The exercise: State the number of lines with the string "Rozmiar" in them, and nothing else.

Dataset rows:
'''

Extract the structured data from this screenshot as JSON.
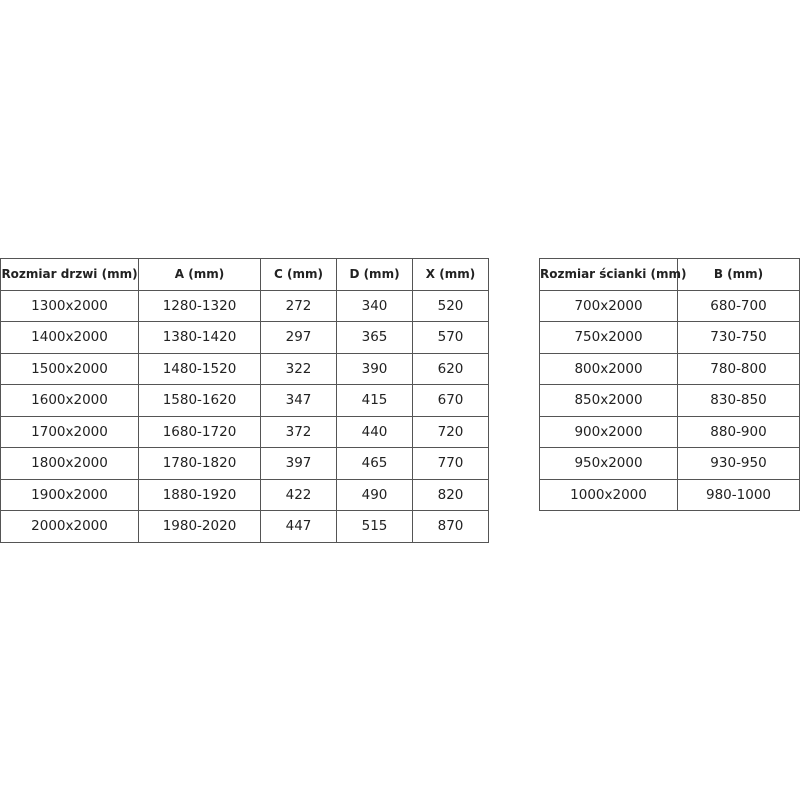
{
  "door_table": {
    "headers": [
      "Rozmiar drzwi (mm)",
      "A (mm)",
      "C (mm)",
      "D (mm)",
      "X (mm)"
    ],
    "rows": [
      [
        "1300x2000",
        "1280-1320",
        "272",
        "340",
        "520"
      ],
      [
        "1400x2000",
        "1380-1420",
        "297",
        "365",
        "570"
      ],
      [
        "1500x2000",
        "1480-1520",
        "322",
        "390",
        "620"
      ],
      [
        "1600x2000",
        "1580-1620",
        "347",
        "415",
        "670"
      ],
      [
        "1700x2000",
        "1680-1720",
        "372",
        "440",
        "720"
      ],
      [
        "1800x2000",
        "1780-1820",
        "397",
        "465",
        "770"
      ],
      [
        "1900x2000",
        "1880-1920",
        "422",
        "490",
        "820"
      ],
      [
        "2000x2000",
        "1980-2020",
        "447",
        "515",
        "870"
      ]
    ]
  },
  "wall_table": {
    "headers": [
      "Rozmiar ścianki (mm)",
      "B (mm)"
    ],
    "rows": [
      [
        "700x2000",
        "680-700"
      ],
      [
        "750x2000",
        "730-750"
      ],
      [
        "800x2000",
        "780-800"
      ],
      [
        "850x2000",
        "830-850"
      ],
      [
        "900x2000",
        "880-900"
      ],
      [
        "950x2000",
        "930-950"
      ],
      [
        "1000x2000",
        "980-1000"
      ]
    ]
  }
}
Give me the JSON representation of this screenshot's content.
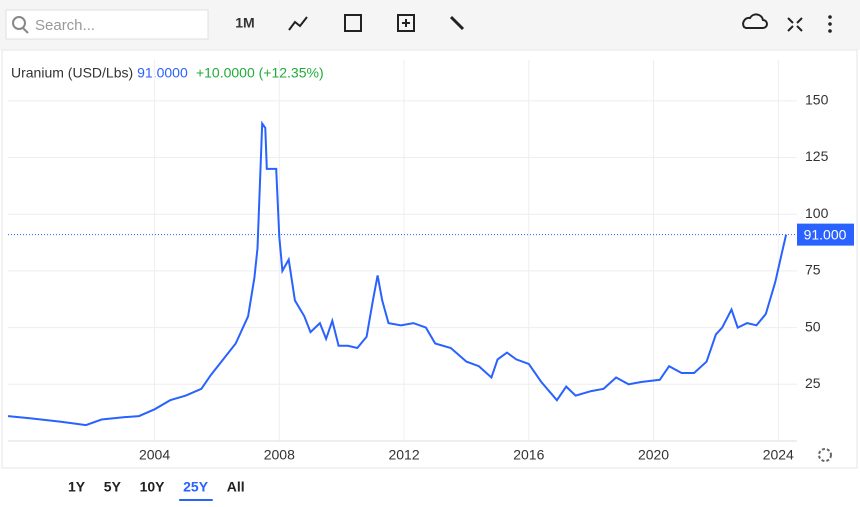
{
  "toolbar": {
    "search": "Search...",
    "interval": "1M"
  },
  "header": {
    "price": "91.0000",
    "change": "+10.0000 (+12.35%)"
  },
  "ranges": {
    "labels": [
      "1Y",
      "5Y",
      "10Y",
      "25Y",
      "All"
    ],
    "active": 3
  },
  "chart_data": {
    "type": "line",
    "x": [
      1999.3,
      2000,
      2001,
      2001.8,
      2002.3,
      2003,
      2003.5,
      2004,
      2004.5,
      2005,
      2005.5,
      2005.8,
      2006.2,
      2006.6,
      2007.0,
      2007.2,
      2007.3,
      2007.45,
      2007.55,
      2007.6,
      2007.9,
      2008.0,
      2008.1,
      2008.3,
      2008.5,
      2008.8,
      2009.0,
      2009.3,
      2009.5,
      2009.7,
      2009.9,
      2010.2,
      2010.5,
      2010.8,
      2011.0,
      2011.15,
      2011.3,
      2011.5,
      2011.9,
      2012.3,
      2012.7,
      2013.0,
      2013.5,
      2014.0,
      2014.4,
      2014.8,
      2015.0,
      2015.3,
      2015.6,
      2016.0,
      2016.4,
      2016.9,
      2017.2,
      2017.5,
      2018.0,
      2018.4,
      2018.8,
      2019.2,
      2019.6,
      2020.2,
      2020.5,
      2020.9,
      2021.3,
      2021.7,
      2022.0,
      2022.2,
      2022.5,
      2022.7,
      2023.0,
      2023.3,
      2023.6,
      2023.9,
      2024.1,
      2024.25
    ],
    "series": [
      {
        "name": "Uranium (USD/Lbs)",
        "color": "#2962ff",
        "values": [
          11,
          10,
          8.5,
          7,
          9.5,
          10.5,
          11,
          14,
          18,
          20,
          23,
          29,
          36,
          43,
          55,
          72,
          85,
          140,
          138,
          120,
          120,
          90,
          75,
          80,
          62,
          55,
          48,
          52,
          45,
          53,
          42,
          42,
          41,
          46,
          62,
          73,
          62,
          52,
          51,
          52,
          50,
          43,
          41,
          35,
          33,
          28,
          36,
          39,
          36,
          34,
          26,
          18,
          24,
          20,
          22,
          23,
          28,
          25,
          26,
          27,
          33,
          30,
          30,
          35,
          47,
          50,
          58,
          50,
          52,
          51,
          56,
          70,
          82,
          91
        ]
      }
    ],
    "last_label": "91.000",
    "xlim": [
      1999.3,
      2024.6
    ],
    "xticks": [
      2004,
      2008,
      2012,
      2016,
      2020,
      2024
    ],
    "ylim": [
      0,
      168
    ],
    "yticks": [
      25,
      50,
      75,
      100,
      125,
      150
    ],
    "grid": true
  }
}
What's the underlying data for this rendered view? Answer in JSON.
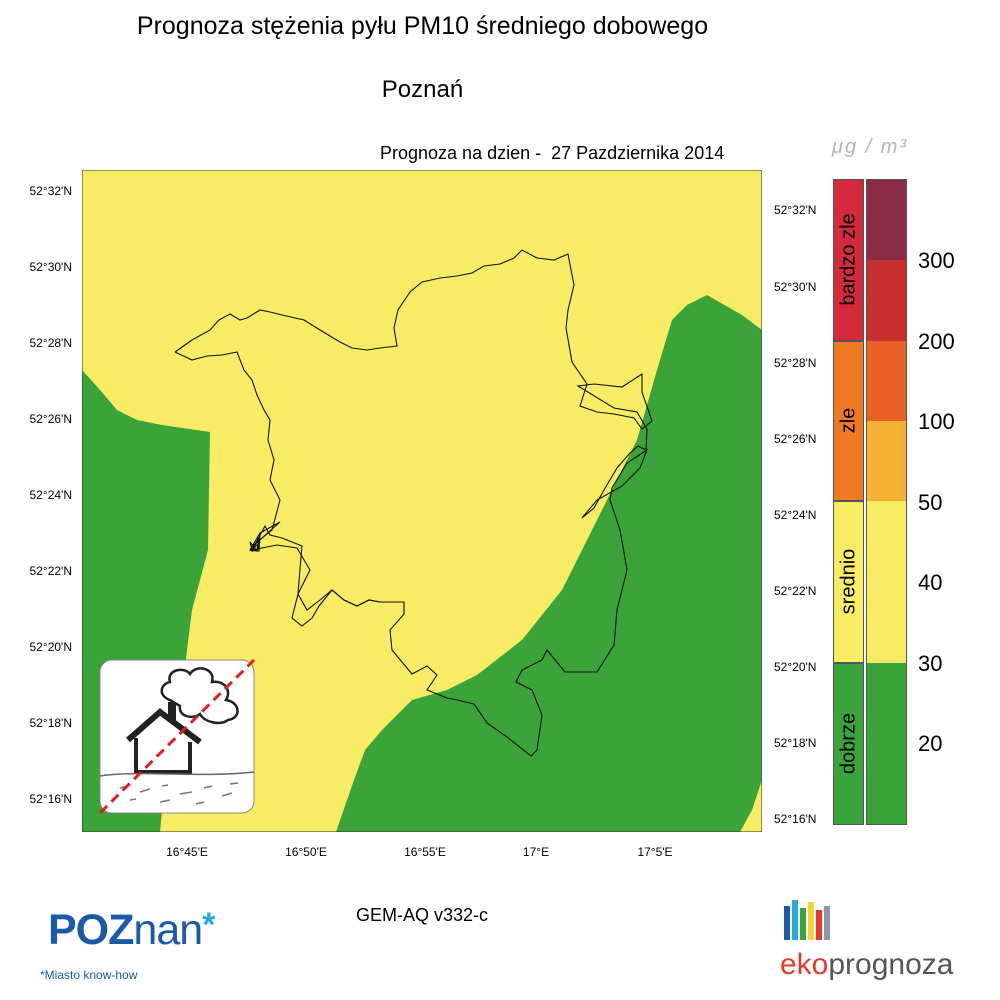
{
  "header": {
    "title": "Prognoza stężenia pyłu PM10 średniego dobowego",
    "city": "Poznań",
    "forecast_label": "Prognoza na dzien -  27 Pazdziernika 2014"
  },
  "map": {
    "lat_labels": [
      "52°32'N",
      "52°30'N",
      "52°28'N",
      "52°26'N",
      "52°24'N",
      "52°22'N",
      "52°20'N",
      "52°18'N",
      "52°16'N"
    ],
    "lon_labels": [
      "16°45'E",
      "16°50'E",
      "16°55'E",
      "17°E",
      "17°5'E"
    ],
    "colors": {
      "green": "#3aa33a",
      "yellow": "#f7ec64",
      "boundary": "#111111"
    }
  },
  "legend": {
    "unit": "μg / m³",
    "categories": [
      {
        "label": "bardzo zle",
        "color": "#d32a3c"
      },
      {
        "label": "zle",
        "color": "#ef7a23"
      },
      {
        "label": "srednio",
        "color": "#f7ec64"
      },
      {
        "label": "dobrze",
        "color": "#3aa33a"
      }
    ],
    "swatches": [
      "#8a2d45",
      "#c83030",
      "#ea6228",
      "#f7b132",
      "#f7ec64",
      "#f7ec64",
      "#f7ec64",
      "#3aa33a"
    ],
    "ticks": [
      "300",
      "200",
      "100",
      "50",
      "40",
      "30",
      "20"
    ]
  },
  "footer": {
    "model": "GEM-AQ v332-c",
    "poznan_logo_a": "POZ",
    "poznan_logo_b": "nan",
    "poznan_logo_star": "*",
    "poznan_tagline": "*Miasto know-how",
    "eko_a": "eko",
    "eko_b": "prognoza"
  }
}
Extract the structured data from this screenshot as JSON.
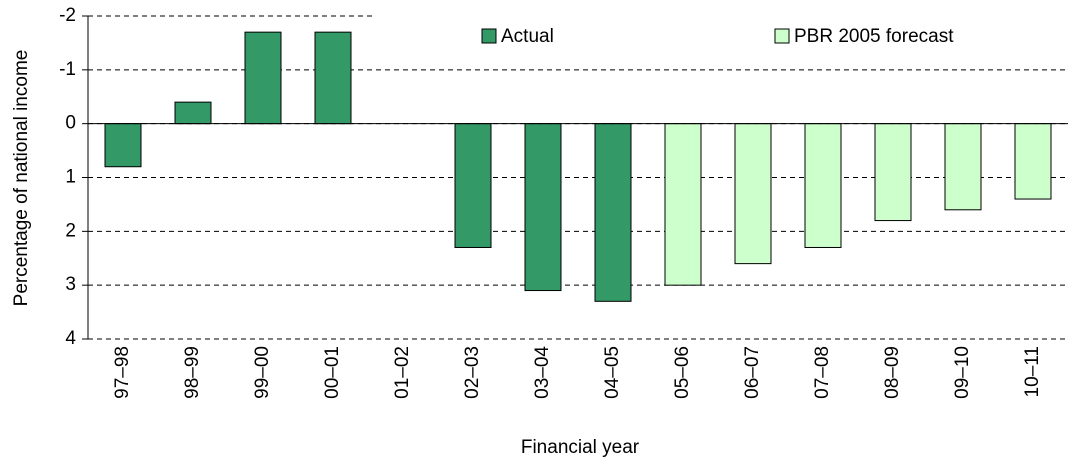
{
  "chart_data": {
    "type": "bar",
    "y_axis_label": "Percentage of national income",
    "x_axis_label": "Financial year",
    "categories": [
      "97–98",
      "98–99",
      "99–00",
      "00–01",
      "01–02",
      "02–03",
      "03–04",
      "04–05",
      "05–06",
      "06–07",
      "07–08",
      "08–09",
      "09–10",
      "10–11"
    ],
    "series": [
      {
        "name": "Actual",
        "color": "#339966",
        "values": [
          0.8,
          -0.4,
          -1.7,
          -1.7,
          0,
          2.3,
          3.1,
          3.3,
          null,
          null,
          null,
          null,
          null,
          null
        ]
      },
      {
        "name": "PBR 2005 forecast",
        "color": "#ccffcc",
        "values": [
          null,
          null,
          null,
          null,
          null,
          null,
          null,
          null,
          3.0,
          2.6,
          2.3,
          1.8,
          1.6,
          1.4
        ]
      }
    ],
    "ylim": [
      -2,
      4
    ],
    "y_inverted": true,
    "yticks": [
      -2,
      -1,
      0,
      1,
      2,
      3,
      4
    ],
    "grid": true,
    "legend": "top"
  }
}
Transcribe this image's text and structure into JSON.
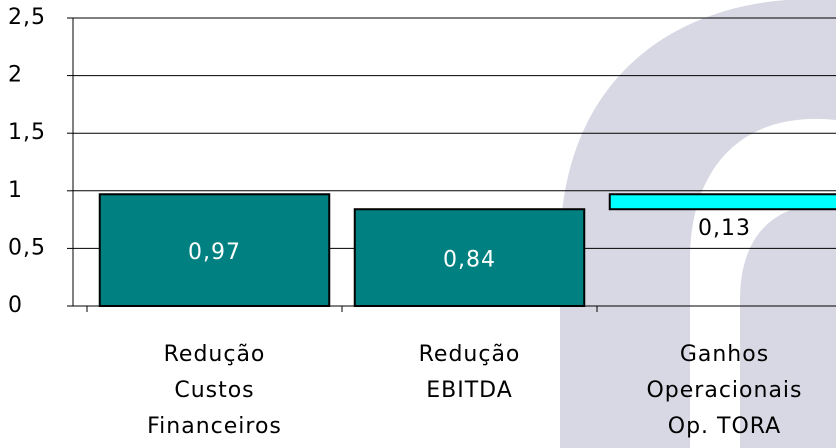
{
  "chart_data": {
    "type": "waterfall",
    "categories": [
      [
        "Redução",
        "Custos",
        "Financeiros"
      ],
      [
        "Redução",
        "EBITDA"
      ],
      [
        "Ganhos",
        "Operacionais",
        "Op. TORA"
      ]
    ],
    "values": [
      0.97,
      0.84,
      0.13
    ],
    "value_labels": [
      "0,97",
      "0,84",
      "0,13"
    ],
    "colors": [
      "#008080",
      "#008080",
      "#00ffff"
    ],
    "base_on_previous": [
      false,
      false,
      true
    ],
    "ylim": [
      0,
      2.5
    ],
    "yticks": [
      0,
      {
        "value": 0.5,
        "label": "0,5"
      },
      1,
      {
        "value": 1.5,
        "label": "1,5"
      },
      2,
      {
        "value": 2.5,
        "label": "2,5"
      }
    ],
    "grid": true
  }
}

'''

The solution: 2